**ENTRIES PROVIDED**.
┌──

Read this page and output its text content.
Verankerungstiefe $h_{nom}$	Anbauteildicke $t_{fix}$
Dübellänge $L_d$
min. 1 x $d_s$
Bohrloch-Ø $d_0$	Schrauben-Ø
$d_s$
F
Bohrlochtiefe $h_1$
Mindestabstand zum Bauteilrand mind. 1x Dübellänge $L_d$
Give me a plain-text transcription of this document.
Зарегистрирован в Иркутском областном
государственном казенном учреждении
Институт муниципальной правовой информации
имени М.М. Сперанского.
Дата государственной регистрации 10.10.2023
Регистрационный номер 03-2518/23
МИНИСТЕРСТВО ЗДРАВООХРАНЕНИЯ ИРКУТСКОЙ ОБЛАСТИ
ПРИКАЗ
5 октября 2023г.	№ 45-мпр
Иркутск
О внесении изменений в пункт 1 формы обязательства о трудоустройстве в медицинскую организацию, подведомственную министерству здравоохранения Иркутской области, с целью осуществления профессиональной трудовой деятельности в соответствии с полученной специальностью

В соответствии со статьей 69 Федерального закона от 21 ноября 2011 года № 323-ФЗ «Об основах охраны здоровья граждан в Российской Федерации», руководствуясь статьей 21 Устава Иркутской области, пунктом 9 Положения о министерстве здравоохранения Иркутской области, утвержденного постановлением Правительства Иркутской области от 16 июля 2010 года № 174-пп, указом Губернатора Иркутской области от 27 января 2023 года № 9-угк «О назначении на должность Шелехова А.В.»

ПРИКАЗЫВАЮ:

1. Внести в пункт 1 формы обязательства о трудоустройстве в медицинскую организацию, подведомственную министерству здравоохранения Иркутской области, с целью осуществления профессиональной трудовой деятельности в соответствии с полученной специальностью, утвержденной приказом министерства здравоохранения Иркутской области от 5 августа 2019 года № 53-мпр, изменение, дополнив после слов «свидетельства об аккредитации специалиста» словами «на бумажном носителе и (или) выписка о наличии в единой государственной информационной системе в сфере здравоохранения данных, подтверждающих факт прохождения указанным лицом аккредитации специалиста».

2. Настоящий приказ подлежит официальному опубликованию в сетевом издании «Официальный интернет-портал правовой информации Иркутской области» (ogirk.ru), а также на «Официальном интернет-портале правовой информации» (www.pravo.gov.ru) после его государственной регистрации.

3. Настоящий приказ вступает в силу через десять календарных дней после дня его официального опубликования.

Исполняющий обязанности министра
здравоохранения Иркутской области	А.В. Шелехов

└──

Please give back all of the records exactly as written.

Read this page and output its text content.
Verankerungstiefe $h_{nom}$	Anbauteildicke $t_{fix}$
Dübellänge $L_d$
min. 1 x $d_s$
Bohrloch-Ø $d_0$	Schrauben-Ø
$d_s$
F
Bohrlochtiefe $h_1$
Mindestabstand zum Bauteilrand mind. 1x Dübellänge $L_d$
Give me a plain-text transcription of this document.
Зарегистрирован в Иркутском областном
государственном казенном учреждении
Институт муниципальной правовой информации
имени М.М. Сперанского.
Дата государственной регистрации 10.10.2023
Регистрационный номер 03-2518/23
МИНИСТЕРСТВО ЗДРАВООХРАНЕНИЯ ИРКУТСКОЙ ОБЛАСТИ
ПРИКАЗ
5 октября 2023г.	№ 45-мпр
Иркутск
О внесении изменений в пункт 1 формы обязательства о трудоустройстве в медицинскую организацию, подведомственную министерству здравоохранения Иркутской области, с целью осуществления профессиональной трудовой деятельности в соответствии с полученной специальностью

В соответствии со статьей 69 Федерального закона от 21 ноября 2011 года № 323-ФЗ «Об основах охраны здоровья граждан в Российской Федерации», руководствуясь статьей 21 Устава Иркутской области, пунктом 9 Положения о министерстве здравоохранения Иркутской области, утвержденного постановлением Правительства Иркутской области от 16 июля 2010 года № 174-пп, указом Губернатора Иркутской области от 27 января 2023 года № 9-угк «О назначении на должность Шелехова А.В.»

ПРИКАЗЫВАЮ:

1. Внести в пункт 1 формы обязательства о трудоустройстве в медицинскую организацию, подведомственную министерству здравоохранения Иркутской области, с целью осуществления профессиональной трудовой деятельности в соответствии с полученной специальностью, утвержденной приказом министерства здравоохранения Иркутской области от 5 августа 2019 года № 53-мпр, изменение, дополнив после слов «свидетельства об аккредитации специалиста» словами «на бумажном носителе и (или) выписка о наличии в единой государственной информационной системе в сфере здравоохранения данных, подтверждающих факт прохождения указанным лицом аккредитации специалиста».

2. Настоящий приказ подлежит официальному опубликованию в сетевом издании «Официальный интернет-портал правовой информации Иркутской области» (ogirk.ru), а также на «Официальном интернет-портале правовой информации» (www.pravo.gov.ru) после его государственной регистрации.

3. Настоящий приказ вступает в силу через десять календарных дней после дня его официального опубликования.

Исполняющий обязанности министра
здравоохранения Иркутской области	А.В. Шелехов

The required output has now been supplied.